[begin Data supplied]
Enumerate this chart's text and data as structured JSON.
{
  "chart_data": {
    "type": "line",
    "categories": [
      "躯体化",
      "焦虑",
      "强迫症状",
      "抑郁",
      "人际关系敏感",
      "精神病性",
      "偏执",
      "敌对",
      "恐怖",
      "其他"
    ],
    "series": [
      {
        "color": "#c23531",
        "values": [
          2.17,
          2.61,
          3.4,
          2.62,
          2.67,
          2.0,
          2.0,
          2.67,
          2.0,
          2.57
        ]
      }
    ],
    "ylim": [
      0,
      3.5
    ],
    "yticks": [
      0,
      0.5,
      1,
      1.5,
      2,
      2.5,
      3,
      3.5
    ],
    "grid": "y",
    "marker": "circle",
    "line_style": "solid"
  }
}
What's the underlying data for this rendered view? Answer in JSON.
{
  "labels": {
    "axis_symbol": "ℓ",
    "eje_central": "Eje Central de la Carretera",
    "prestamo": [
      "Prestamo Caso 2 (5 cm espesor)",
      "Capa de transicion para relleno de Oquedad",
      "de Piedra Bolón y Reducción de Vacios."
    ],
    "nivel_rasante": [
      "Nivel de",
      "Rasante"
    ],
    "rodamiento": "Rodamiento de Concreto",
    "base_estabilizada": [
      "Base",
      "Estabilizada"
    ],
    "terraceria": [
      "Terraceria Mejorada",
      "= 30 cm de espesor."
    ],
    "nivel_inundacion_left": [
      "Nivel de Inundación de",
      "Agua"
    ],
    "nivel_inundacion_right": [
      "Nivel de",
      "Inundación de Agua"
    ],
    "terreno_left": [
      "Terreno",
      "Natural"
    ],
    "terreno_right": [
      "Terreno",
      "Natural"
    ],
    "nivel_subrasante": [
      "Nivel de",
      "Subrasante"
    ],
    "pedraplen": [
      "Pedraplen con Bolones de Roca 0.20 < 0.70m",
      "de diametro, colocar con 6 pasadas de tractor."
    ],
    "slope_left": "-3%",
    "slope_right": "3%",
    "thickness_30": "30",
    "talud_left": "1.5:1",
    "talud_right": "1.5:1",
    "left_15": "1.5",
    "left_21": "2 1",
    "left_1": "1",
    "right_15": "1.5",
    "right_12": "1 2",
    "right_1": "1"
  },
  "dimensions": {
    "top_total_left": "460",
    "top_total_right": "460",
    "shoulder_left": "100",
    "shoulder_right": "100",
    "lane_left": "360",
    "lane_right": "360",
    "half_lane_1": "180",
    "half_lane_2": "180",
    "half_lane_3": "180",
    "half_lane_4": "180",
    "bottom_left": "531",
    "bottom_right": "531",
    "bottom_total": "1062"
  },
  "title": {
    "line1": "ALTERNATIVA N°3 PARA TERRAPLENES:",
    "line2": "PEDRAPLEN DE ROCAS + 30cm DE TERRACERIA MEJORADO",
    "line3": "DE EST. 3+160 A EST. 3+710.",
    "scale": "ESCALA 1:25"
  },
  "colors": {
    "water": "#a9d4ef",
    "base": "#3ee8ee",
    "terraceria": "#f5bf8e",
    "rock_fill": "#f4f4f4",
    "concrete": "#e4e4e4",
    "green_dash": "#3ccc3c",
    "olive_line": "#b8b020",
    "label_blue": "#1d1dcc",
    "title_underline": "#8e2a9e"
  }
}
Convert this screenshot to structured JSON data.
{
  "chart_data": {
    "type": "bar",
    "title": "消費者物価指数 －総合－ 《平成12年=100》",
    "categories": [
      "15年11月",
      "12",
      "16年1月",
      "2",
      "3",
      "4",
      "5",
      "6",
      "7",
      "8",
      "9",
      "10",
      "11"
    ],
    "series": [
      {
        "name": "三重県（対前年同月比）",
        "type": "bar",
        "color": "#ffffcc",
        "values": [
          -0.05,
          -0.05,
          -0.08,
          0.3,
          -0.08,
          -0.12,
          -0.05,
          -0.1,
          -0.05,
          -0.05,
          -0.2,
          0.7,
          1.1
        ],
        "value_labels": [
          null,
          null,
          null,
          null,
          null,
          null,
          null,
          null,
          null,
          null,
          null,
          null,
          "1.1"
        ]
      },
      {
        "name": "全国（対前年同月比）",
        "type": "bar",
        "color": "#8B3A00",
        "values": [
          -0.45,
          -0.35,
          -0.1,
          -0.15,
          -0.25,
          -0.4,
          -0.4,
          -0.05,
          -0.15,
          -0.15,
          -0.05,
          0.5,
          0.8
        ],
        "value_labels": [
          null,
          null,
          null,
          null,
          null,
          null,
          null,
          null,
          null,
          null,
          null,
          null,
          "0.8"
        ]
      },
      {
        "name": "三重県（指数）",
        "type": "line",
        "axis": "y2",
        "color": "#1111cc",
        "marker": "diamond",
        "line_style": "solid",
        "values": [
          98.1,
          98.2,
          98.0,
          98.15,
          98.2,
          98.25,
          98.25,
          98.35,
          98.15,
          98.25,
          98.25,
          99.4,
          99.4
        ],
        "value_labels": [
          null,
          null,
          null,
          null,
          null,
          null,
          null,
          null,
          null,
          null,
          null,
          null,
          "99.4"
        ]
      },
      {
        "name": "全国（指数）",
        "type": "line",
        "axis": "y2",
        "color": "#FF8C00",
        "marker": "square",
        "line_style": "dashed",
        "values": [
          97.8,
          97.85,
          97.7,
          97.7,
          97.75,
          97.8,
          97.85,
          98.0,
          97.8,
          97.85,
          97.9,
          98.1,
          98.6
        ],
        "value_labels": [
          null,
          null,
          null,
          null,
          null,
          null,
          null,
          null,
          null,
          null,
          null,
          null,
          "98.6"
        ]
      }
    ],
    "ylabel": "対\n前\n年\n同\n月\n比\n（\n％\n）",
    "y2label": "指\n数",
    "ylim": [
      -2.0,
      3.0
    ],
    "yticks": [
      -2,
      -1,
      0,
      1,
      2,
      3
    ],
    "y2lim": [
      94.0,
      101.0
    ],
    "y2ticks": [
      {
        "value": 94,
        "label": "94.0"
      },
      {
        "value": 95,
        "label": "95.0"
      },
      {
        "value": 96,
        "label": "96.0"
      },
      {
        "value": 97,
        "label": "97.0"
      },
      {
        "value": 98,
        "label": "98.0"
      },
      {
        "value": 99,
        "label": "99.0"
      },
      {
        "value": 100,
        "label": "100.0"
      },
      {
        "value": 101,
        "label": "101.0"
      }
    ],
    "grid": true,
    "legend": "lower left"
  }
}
[end Data supplied]
Short exercise:
Every line above that contains the word "JSON" should be reported.

Task answer:
Enumerate this chart's text and data as structured JSON.
What's the underlying data for this rendered view? Answer in JSON.
Convert this screenshot to structured JSON data.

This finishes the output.